Work to do: Extract the text of every entry below exactly; leave images out.

Data to process:
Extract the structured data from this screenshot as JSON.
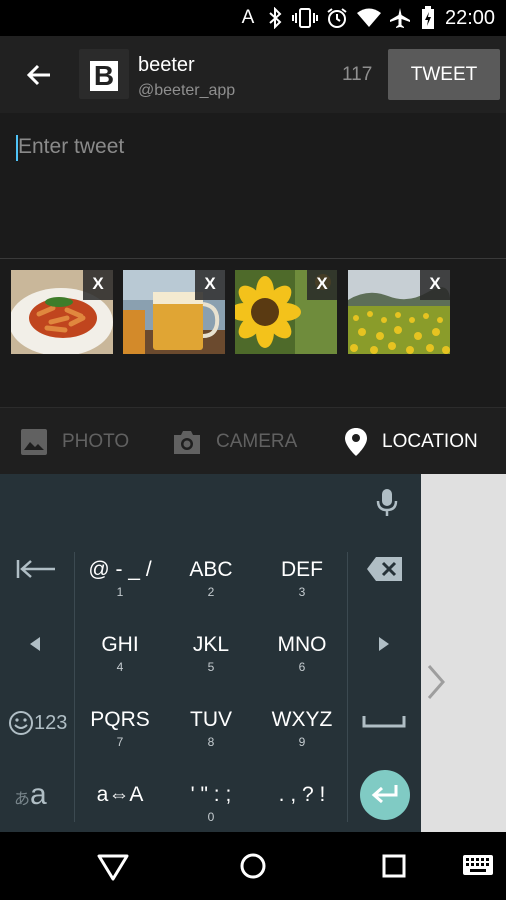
{
  "status_bar": {
    "time": "22:00",
    "indicator": "A",
    "icons": [
      "bluetooth-icon",
      "vibrate-icon",
      "alarm-icon",
      "wifi-icon",
      "airplane-icon",
      "battery-charging-icon"
    ]
  },
  "header": {
    "account_name": "beeter",
    "account_handle": "@beeter_app",
    "avatar_letter": "B",
    "char_count": "117",
    "tweet_button": "TWEET"
  },
  "compose": {
    "placeholder": "Enter tweet"
  },
  "attachments": [
    {
      "subject": "pasta",
      "remove_label": "X"
    },
    {
      "subject": "beer",
      "remove_label": "X"
    },
    {
      "subject": "sunflower",
      "remove_label": "X"
    },
    {
      "subject": "sunflower-field",
      "remove_label": "X"
    }
  ],
  "toolbar": {
    "photo": "PHOTO",
    "camera": "CAMERA",
    "location": "LOCATION",
    "active_color": "#ffffff",
    "inactive_color": "#616161"
  },
  "keyboard": {
    "rows": [
      [
        {
          "main": "@ - _ /",
          "sub": "1"
        },
        {
          "main": "ABC",
          "sub": "2"
        },
        {
          "main": "DEF",
          "sub": "3"
        }
      ],
      [
        {
          "main": "GHI",
          "sub": "4"
        },
        {
          "main": "JKL",
          "sub": "5"
        },
        {
          "main": "MNO",
          "sub": "6"
        }
      ],
      [
        {
          "main": "PQRS",
          "sub": "7"
        },
        {
          "main": "TUV",
          "sub": "8"
        },
        {
          "main": "WXYZ",
          "sub": "9"
        }
      ],
      [
        {
          "main": "a⇔A",
          "sub": ""
        },
        {
          "main": "' \" : ;",
          "sub": "0"
        },
        {
          "main": ". , ? !",
          "sub": ""
        }
      ]
    ],
    "left": {
      "mode_label": "123",
      "kana_label": "あ",
      "latin_label": "a"
    },
    "enter_color": "#80cbc4"
  }
}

Solution for this problem:
Extract the structured data from this screenshot as JSON.
{
  "status_bar": {
    "time": "22:00",
    "indicator": "A",
    "icons": [
      "bluetooth-icon",
      "vibrate-icon",
      "alarm-icon",
      "wifi-icon",
      "airplane-icon",
      "battery-charging-icon"
    ]
  },
  "header": {
    "account_name": "beeter",
    "account_handle": "@beeter_app",
    "avatar_letter": "B",
    "char_count": "117",
    "tweet_button": "TWEET"
  },
  "compose": {
    "placeholder": "Enter tweet"
  },
  "attachments": [
    {
      "subject": "pasta",
      "remove_label": "X"
    },
    {
      "subject": "beer",
      "remove_label": "X"
    },
    {
      "subject": "sunflower",
      "remove_label": "X"
    },
    {
      "subject": "sunflower-field",
      "remove_label": "X"
    }
  ],
  "toolbar": {
    "photo": "PHOTO",
    "camera": "CAMERA",
    "location": "LOCATION",
    "active_color": "#ffffff",
    "inactive_color": "#616161"
  },
  "keyboard": {
    "rows": [
      [
        {
          "main": "@ - _ /",
          "sub": "1"
        },
        {
          "main": "ABC",
          "sub": "2"
        },
        {
          "main": "DEF",
          "sub": "3"
        }
      ],
      [
        {
          "main": "GHI",
          "sub": "4"
        },
        {
          "main": "JKL",
          "sub": "5"
        },
        {
          "main": "MNO",
          "sub": "6"
        }
      ],
      [
        {
          "main": "PQRS",
          "sub": "7"
        },
        {
          "main": "TUV",
          "sub": "8"
        },
        {
          "main": "WXYZ",
          "sub": "9"
        }
      ],
      [
        {
          "main": "a⇔A",
          "sub": ""
        },
        {
          "main": "' \" : ;",
          "sub": "0"
        },
        {
          "main": ". , ? !",
          "sub": ""
        }
      ]
    ],
    "left": {
      "mode_label": "123",
      "kana_label": "あ",
      "latin_label": "a"
    },
    "enter_color": "#80cbc4"
  }
}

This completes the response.